Only lines with the word "запалить" are needed; collect each of them from the listing below.

## Dataset extract
• • • •

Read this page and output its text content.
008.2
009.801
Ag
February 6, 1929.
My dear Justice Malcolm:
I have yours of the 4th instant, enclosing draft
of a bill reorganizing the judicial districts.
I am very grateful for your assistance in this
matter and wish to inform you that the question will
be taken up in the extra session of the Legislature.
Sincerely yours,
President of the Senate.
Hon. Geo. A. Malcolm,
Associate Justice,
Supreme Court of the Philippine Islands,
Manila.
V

• • • •

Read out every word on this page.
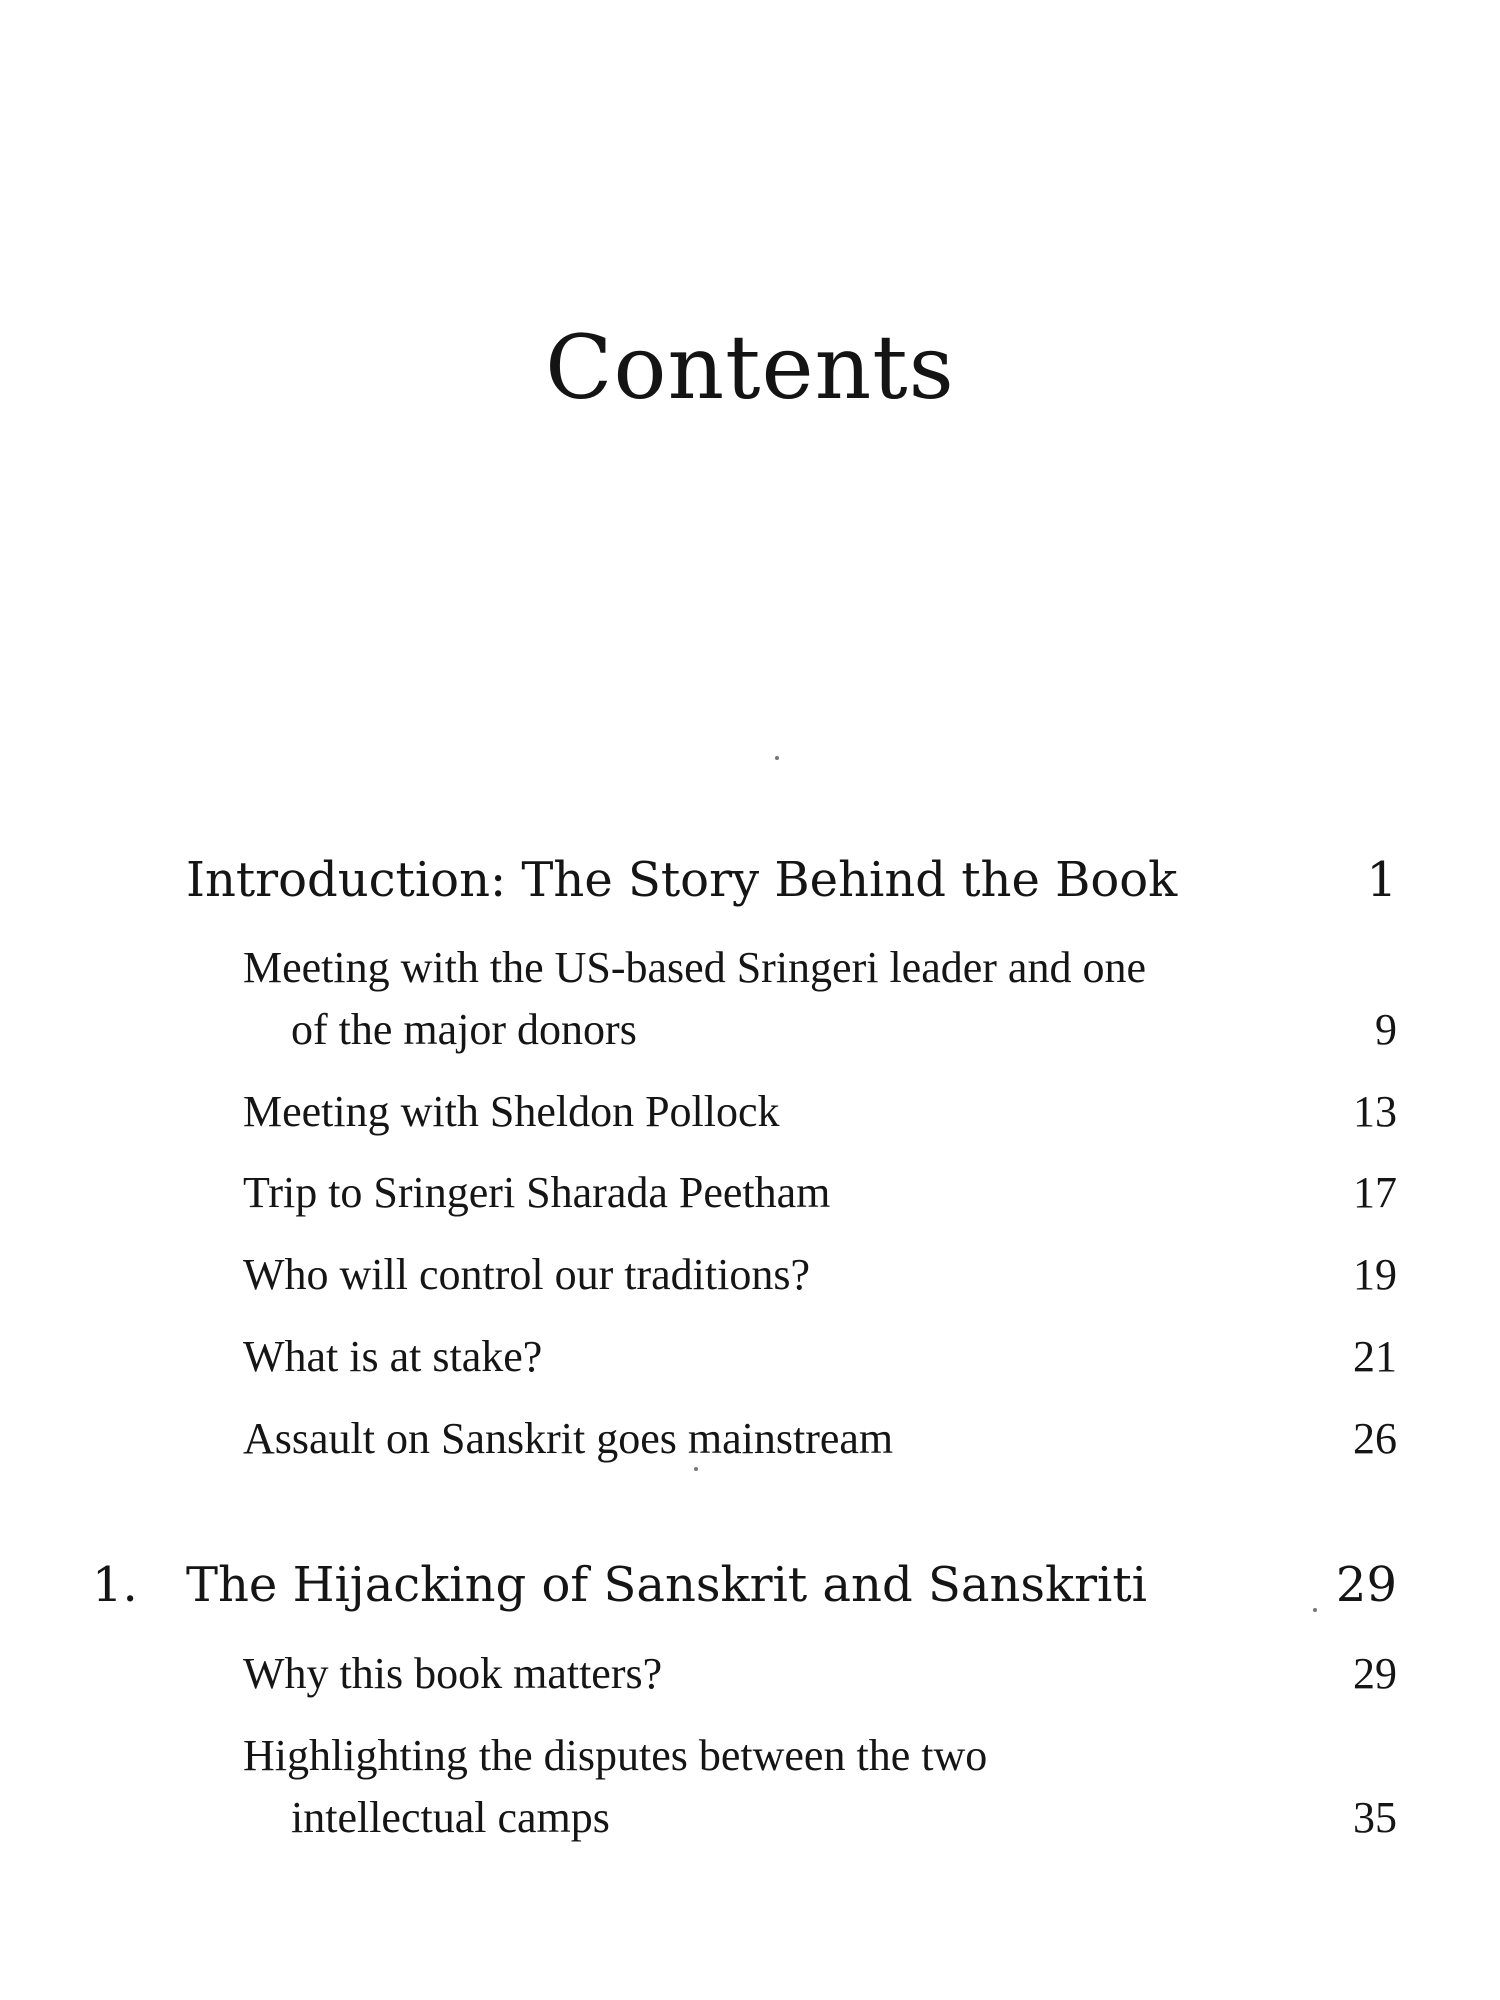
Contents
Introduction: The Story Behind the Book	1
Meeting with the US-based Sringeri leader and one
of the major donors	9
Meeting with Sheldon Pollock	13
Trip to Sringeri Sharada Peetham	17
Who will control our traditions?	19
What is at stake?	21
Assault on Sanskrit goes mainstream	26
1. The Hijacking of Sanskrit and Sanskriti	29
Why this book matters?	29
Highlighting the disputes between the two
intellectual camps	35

• • • •

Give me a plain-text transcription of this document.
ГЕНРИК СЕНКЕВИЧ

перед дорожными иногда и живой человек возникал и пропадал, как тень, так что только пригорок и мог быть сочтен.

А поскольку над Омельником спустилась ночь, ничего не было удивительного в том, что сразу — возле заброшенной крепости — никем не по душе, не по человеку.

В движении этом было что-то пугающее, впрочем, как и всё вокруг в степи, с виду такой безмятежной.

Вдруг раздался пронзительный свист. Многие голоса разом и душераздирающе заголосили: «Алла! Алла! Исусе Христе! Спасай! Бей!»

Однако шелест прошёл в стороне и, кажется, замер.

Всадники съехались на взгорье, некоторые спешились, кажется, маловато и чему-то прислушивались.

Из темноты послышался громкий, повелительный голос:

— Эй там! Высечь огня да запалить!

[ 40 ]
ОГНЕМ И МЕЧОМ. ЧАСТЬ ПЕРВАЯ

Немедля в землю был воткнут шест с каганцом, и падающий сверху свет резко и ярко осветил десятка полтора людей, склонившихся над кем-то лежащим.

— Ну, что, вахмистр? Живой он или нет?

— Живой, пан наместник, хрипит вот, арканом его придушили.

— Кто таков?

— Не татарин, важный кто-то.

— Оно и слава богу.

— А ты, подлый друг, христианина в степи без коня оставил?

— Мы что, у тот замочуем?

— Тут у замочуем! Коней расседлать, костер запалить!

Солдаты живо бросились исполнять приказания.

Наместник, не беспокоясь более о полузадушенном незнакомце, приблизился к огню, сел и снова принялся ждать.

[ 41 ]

• • • •

## Final answer
— Эй там! Высечь огня да запалить!
— Тут у замочуем! Коней расседлать, костер запалить!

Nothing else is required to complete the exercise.